__WRITTEN EXERCISE__:
In the records that follow, locate every line with "name" and extract it.

(Dataset excerpt)
──────────────────────────────
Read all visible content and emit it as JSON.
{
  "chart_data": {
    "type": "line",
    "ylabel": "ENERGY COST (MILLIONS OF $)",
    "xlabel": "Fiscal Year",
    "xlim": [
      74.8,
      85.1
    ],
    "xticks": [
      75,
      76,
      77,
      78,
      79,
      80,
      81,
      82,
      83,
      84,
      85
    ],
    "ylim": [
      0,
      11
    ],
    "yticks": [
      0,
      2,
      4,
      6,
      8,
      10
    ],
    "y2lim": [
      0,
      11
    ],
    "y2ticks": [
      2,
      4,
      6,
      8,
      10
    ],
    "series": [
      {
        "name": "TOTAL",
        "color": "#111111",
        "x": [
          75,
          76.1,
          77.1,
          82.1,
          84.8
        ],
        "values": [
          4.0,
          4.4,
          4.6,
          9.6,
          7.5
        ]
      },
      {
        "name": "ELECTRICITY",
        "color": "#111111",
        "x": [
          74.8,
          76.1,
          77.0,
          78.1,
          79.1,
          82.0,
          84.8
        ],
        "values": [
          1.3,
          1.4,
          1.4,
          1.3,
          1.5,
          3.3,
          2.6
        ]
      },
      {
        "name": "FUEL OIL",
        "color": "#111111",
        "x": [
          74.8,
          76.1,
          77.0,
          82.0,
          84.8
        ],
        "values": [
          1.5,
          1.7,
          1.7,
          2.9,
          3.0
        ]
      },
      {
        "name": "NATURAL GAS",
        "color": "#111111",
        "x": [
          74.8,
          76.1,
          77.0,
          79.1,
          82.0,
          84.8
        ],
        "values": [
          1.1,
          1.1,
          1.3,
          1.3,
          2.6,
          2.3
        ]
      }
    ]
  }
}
──────────────────────────────
__FULL SOLUTION__:
        "name": "TOTAL",
        "name": "ELECTRICITY",
        "name": "FUEL OIL",
        "name": "NATURAL GAS",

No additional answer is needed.